Quienes defienden el viejo modelo dirán que la Segunda República “nos dio estabilidad”. Y es cierto: lo hizo. Pero el argumento se agotó. La premisa socialdemócrata de que más Estado = más desarrollo se quebró en la práctica: el Estado se hizo dependiente de la deuda, encareció la formalidad y protegió privilegios. El costo lo pagan, sobre todo, los de abajo: filas más largas, servicios más lentos y oportunidades que siempre llegan tarde. Lo honesto es admitirlo: la Segunda República no funciona ya para producir movilidad social amplia y sostenida.
¿Quién impulsa esta agenda de cambio en 2026? Aquí conviene dejar de hablar en abstracto. La ratificación de Laura Fernández como candidata presidencial de Pueblo Soberano consolidó una opción que asume la modernización como proyecto nacional y la traduce en prioridades ejecutables: competencia donde duele al bolsillo, simplificación con dientes y disciplina fiscal que baje deuda e intereses sin matar la iniciativa privada. Fernández —exministra de Planificación y de la Presidencia— encabeza una fórmula con Francisco Gamboa y Douglas Soto; más allá del color político, importa el mandato: pasar del Estado que estorba al Estado que habilita.
Conviene hablarle sin rodeos al ciudadano promedio: “Me cobran caro y me dan poco. Todo es trámite. No consigo trabajo estable”. La Tercera República le responde con hechos: impuestos simples y previsibles; servicios con estándares y posibilidad de cambiar de proveedor cuando no cumplen; menos permisos y más libertad para producir y un mercado que le corta el oxígeno a los privilegios y recompensa la mejora real en precio y calidad. No se trata de “arrasar” con lo público, sino de recuperar su sentido: proteger derechos, asegurar competencia y cuidar el dinero de todos con métricas públicas. Si el país logra que abrir, operar y crecer cueste menos, el empleo llega porque la productividad deja de estar maniatada.
¿Riesgos? Siempre hay. El mayor, hoy, es seguir igual. Todo cambio serio despierta a los guardianes del statu quo. La única defensa es blindar la reforma en leyes–marco —silencio positivo, interoperabilidad por defecto, evaluación regulatoria ex ante y ex post, cláusulas de caducidad— y gobernar con tableros públicos de resultados. Al ciudadano no se le pide fe; se le ofrecen métricas trimestrales para juzgar.
Vale cerrar con una comparación justa. Costa Rica puede y aquí algunos ejemplos: redujo pobreza en 2024, bajó deuda/PIB y ya es de ingreso alto, pero no basta con celebrar hitos, hay que convertirlos en bienestar que se sienta en el bolsillo de quien madruga. Para eso hace falta un salto institucional que ponga al ciudadano por encima de la burocracia, a la libertad por encima del permiso y a la competencia por encima del privilegio. Ese salto tiene nombre: Tercera República y ese es, precisamente, el sentido de apoyar en 2026 a quien ofrezca, sin ambigüedades, menos trabas, más elección y resultados medibles.
Porque de eso se trata: que el país deje de pedirle permiso a la burocracia para vivir.

- TAREA
Copia el pasaje del texto sobre la Tercera República que empieza en "Vale cerrar con" y acaba en "y resultados medibles.", y sustituye "burocracia" por "administración pública".

- DATOS ANALIZADOS
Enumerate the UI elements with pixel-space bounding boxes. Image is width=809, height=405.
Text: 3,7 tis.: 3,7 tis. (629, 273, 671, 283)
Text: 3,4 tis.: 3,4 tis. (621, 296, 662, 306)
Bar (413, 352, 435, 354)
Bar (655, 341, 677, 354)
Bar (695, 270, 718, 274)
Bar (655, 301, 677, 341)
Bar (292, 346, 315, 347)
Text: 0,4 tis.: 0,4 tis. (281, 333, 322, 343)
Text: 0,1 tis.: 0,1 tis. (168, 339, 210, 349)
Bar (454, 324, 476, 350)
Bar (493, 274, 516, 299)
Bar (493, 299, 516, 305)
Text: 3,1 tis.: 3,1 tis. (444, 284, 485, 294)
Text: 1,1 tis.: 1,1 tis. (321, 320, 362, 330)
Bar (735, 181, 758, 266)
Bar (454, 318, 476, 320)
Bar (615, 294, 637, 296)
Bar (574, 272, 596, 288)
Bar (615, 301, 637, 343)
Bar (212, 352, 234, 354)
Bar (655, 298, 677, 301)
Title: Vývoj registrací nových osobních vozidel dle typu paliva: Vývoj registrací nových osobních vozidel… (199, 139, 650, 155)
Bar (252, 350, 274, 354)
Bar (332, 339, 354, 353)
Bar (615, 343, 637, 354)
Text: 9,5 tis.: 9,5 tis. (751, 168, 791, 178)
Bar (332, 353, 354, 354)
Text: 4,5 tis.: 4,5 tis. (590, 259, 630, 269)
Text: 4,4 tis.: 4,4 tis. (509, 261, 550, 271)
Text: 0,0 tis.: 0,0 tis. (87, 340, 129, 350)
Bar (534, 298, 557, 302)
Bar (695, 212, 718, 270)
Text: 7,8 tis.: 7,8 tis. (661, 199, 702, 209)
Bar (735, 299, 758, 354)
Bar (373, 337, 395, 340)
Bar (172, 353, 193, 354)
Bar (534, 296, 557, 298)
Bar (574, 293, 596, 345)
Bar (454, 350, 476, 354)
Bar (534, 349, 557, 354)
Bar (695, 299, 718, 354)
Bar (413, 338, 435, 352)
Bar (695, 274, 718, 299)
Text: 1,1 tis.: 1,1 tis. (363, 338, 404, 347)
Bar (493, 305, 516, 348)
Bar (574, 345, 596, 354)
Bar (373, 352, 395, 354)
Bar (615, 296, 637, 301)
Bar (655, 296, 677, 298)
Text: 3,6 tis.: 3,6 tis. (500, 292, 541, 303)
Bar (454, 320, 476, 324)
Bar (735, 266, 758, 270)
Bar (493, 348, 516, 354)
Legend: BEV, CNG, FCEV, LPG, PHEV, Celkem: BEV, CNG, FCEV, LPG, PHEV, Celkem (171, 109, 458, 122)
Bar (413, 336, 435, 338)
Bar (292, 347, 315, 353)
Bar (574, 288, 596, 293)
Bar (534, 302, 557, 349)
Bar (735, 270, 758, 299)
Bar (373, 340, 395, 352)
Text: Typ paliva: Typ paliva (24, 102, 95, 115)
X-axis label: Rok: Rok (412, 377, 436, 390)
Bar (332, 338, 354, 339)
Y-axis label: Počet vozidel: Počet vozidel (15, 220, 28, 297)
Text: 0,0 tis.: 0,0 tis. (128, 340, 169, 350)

- RESULTADO
Vale cerrar con una comparación justa. Costa Rica puede y aquí algunos ejemplos: redujo pobreza en 2024, bajó deuda/PIB y ya es de ingreso alto, pero no basta con celebrar hitos, hay que convertirlos en bienestar que se sienta en el bolsillo de quien madruga. Para eso hace falta un salto institucional que ponga al ciudadano por encima de la administración pública, a la libertad por encima del permiso y a la competencia por encima del privilegio. Ese salto tiene nombre: Tercera República y ese es, precisamente, el sentido de apoyar en 2026 a quien ofrezca, sin ambigüedades, menos trabas, más elección y resultados medibles.